───── SUPPLIED INFORMATION
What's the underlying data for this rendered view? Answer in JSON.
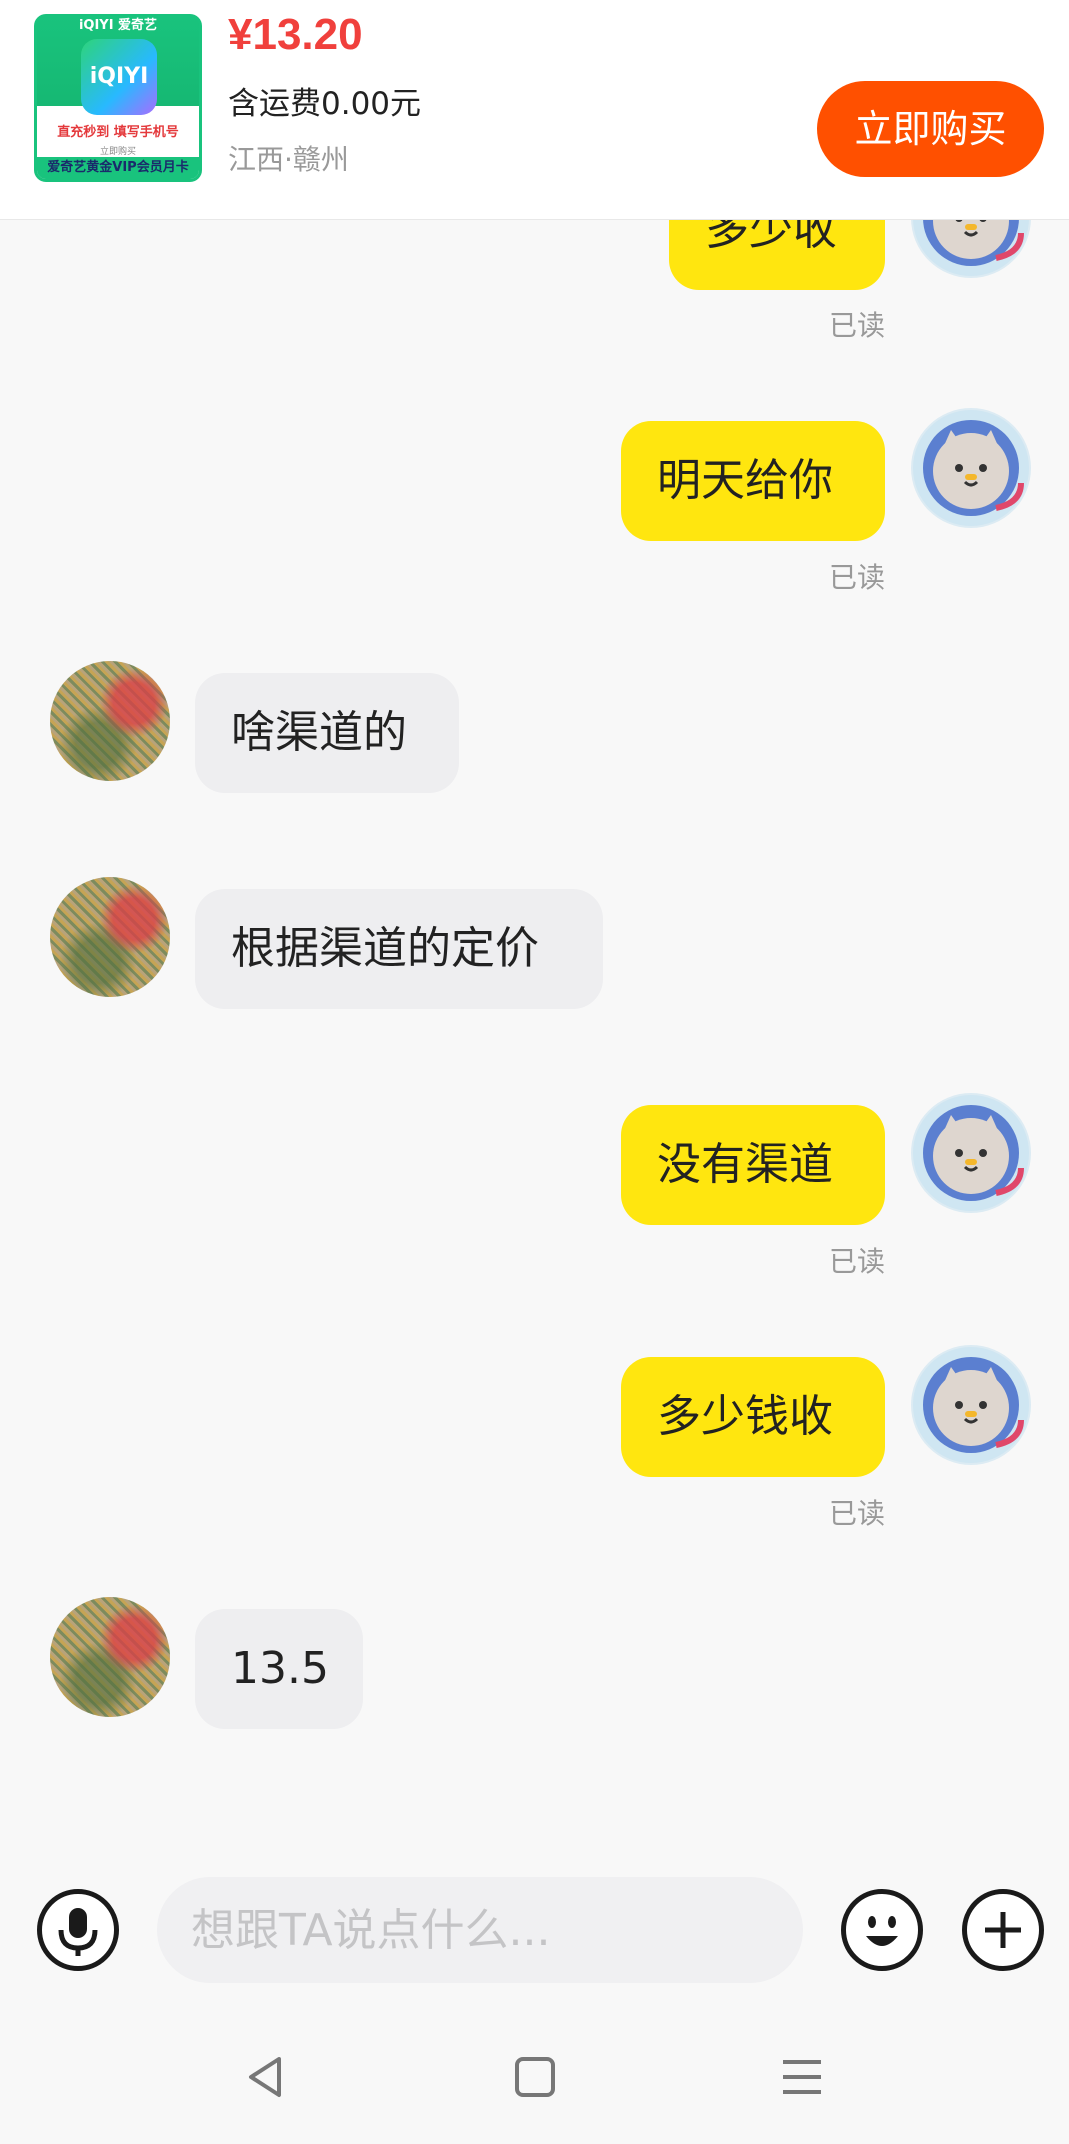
{
  "product": {
    "thumbnail": {
      "top_text": "iQIYI 爱奇艺",
      "logo_text": "iQIYI",
      "line1": "直充秒到 填写手机号",
      "line2": "立即购买",
      "line3": "爱奇艺黄金VIP会员月卡"
    },
    "price": "¥13.20",
    "shipping": "含运费0.00元",
    "location": "江西·赣州",
    "buy_label": "立即购买"
  },
  "messages": [
    {
      "side": "me",
      "text": "多少收",
      "read": "已读"
    },
    {
      "side": "me",
      "text": "明天给你",
      "read": "已读"
    },
    {
      "side": "other",
      "text": "啥渠道的"
    },
    {
      "side": "other",
      "text": "根据渠道的定价"
    },
    {
      "side": "me",
      "text": "没有渠道",
      "read": "已读"
    },
    {
      "side": "me",
      "text": "多少钱收",
      "read": "已读"
    },
    {
      "side": "other",
      "text": "13.5"
    }
  ],
  "input": {
    "placeholder": "想跟TA说点什么..."
  },
  "icons": {
    "voice": "microphone-icon",
    "emoji": "emoji-icon",
    "more": "plus-icon",
    "back": "back-icon",
    "home": "home-icon",
    "menu": "menu-icon"
  },
  "colors": {
    "my_bubble": "#ffe60f",
    "other_bubble": "#eeeef0",
    "buy_button": "#ff5000",
    "price": "#f0403c"
  }
}
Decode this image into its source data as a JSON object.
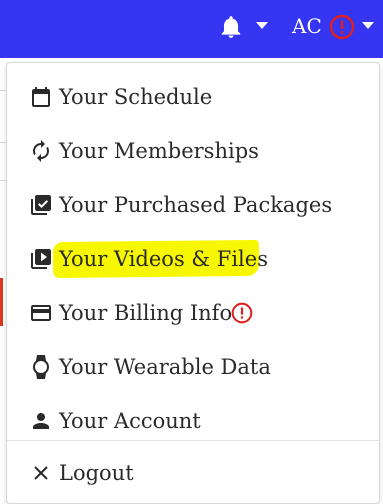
{
  "navbar": {
    "background": "#3535f2",
    "user_initials": "AC",
    "icons": [
      "bell-icon",
      "chevron-down-icon",
      "alert-circle-icon",
      "chevron-down-icon"
    ]
  },
  "menu": {
    "items": [
      {
        "label": "Your Schedule",
        "icon": "calendar-icon"
      },
      {
        "label": "Your Memberships",
        "icon": "refresh-icon"
      },
      {
        "label": "Your Purchased Packages",
        "icon": "checked-boxes-icon"
      },
      {
        "label": "Your Videos & Files",
        "icon": "video-library-icon",
        "highlighted": true
      },
      {
        "label": "Your Billing Info",
        "icon": "credit-card-icon",
        "alert": true
      },
      {
        "label": "Your Wearable Data",
        "icon": "watch-icon"
      },
      {
        "label": "Your Account",
        "icon": "person-icon"
      },
      {
        "label": "Logout",
        "icon": "close-icon"
      }
    ],
    "highlight_color": "#f7f700",
    "alert_color": "#e0201b"
  }
}
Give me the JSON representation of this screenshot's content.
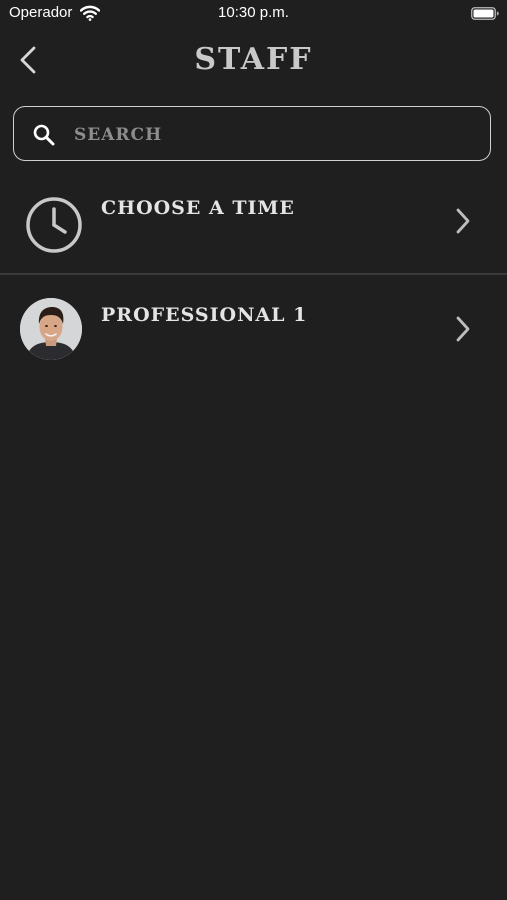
{
  "status_bar": {
    "carrier": "Operador",
    "time": "10:30 p.m."
  },
  "nav": {
    "title": "STAFF",
    "back_icon": "chevron-left-icon"
  },
  "search": {
    "placeholder": "SEARCH",
    "value": "",
    "icon": "search-icon"
  },
  "list": {
    "items": [
      {
        "label": "CHOOSE A TIME",
        "icon": "clock-icon"
      },
      {
        "label": "PROFESSIONAL 1",
        "icon": "avatar"
      }
    ]
  },
  "colors": {
    "background": "#1f1f1f",
    "text": "#e4e4e4",
    "title": "#c9c9c9",
    "border": "#cfcfcf",
    "divider": "#3a3a3a",
    "placeholder": "#8d8d8d"
  }
}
──────────
(PROBLEM STATEMENT):
Look above for the line containing "Decode this image"; output that line and all lines after it through the last one exactly, without the pictures.

(SOLUTION FOR THIS PROBLEM):
Decode this image into its source data as a JSON object.
{
  "navbar": {
    "background": "#3535f2",
    "user_initials": "AC",
    "icons": [
      "bell-icon",
      "chevron-down-icon",
      "alert-circle-icon",
      "chevron-down-icon"
    ]
  },
  "menu": {
    "items": [
      {
        "label": "Your Schedule",
        "icon": "calendar-icon"
      },
      {
        "label": "Your Memberships",
        "icon": "refresh-icon"
      },
      {
        "label": "Your Purchased Packages",
        "icon": "checked-boxes-icon"
      },
      {
        "label": "Your Videos & Files",
        "icon": "video-library-icon",
        "highlighted": true
      },
      {
        "label": "Your Billing Info",
        "icon": "credit-card-icon",
        "alert": true
      },
      {
        "label": "Your Wearable Data",
        "icon": "watch-icon"
      },
      {
        "label": "Your Account",
        "icon": "person-icon"
      },
      {
        "label": "Logout",
        "icon": "close-icon"
      }
    ],
    "highlight_color": "#f7f700",
    "alert_color": "#e0201b"
  }
}
Give me the JSON representation of this screenshot's content.
{
  "status_bar": {
    "carrier": "Operador",
    "time": "10:30 p.m."
  },
  "nav": {
    "title": "STAFF",
    "back_icon": "chevron-left-icon"
  },
  "search": {
    "placeholder": "SEARCH",
    "value": "",
    "icon": "search-icon"
  },
  "list": {
    "items": [
      {
        "label": "CHOOSE A TIME",
        "icon": "clock-icon"
      },
      {
        "label": "PROFESSIONAL 1",
        "icon": "avatar"
      }
    ]
  },
  "colors": {
    "background": "#1f1f1f",
    "text": "#e4e4e4",
    "title": "#c9c9c9",
    "border": "#cfcfcf",
    "divider": "#3a3a3a",
    "placeholder": "#8d8d8d"
  }
}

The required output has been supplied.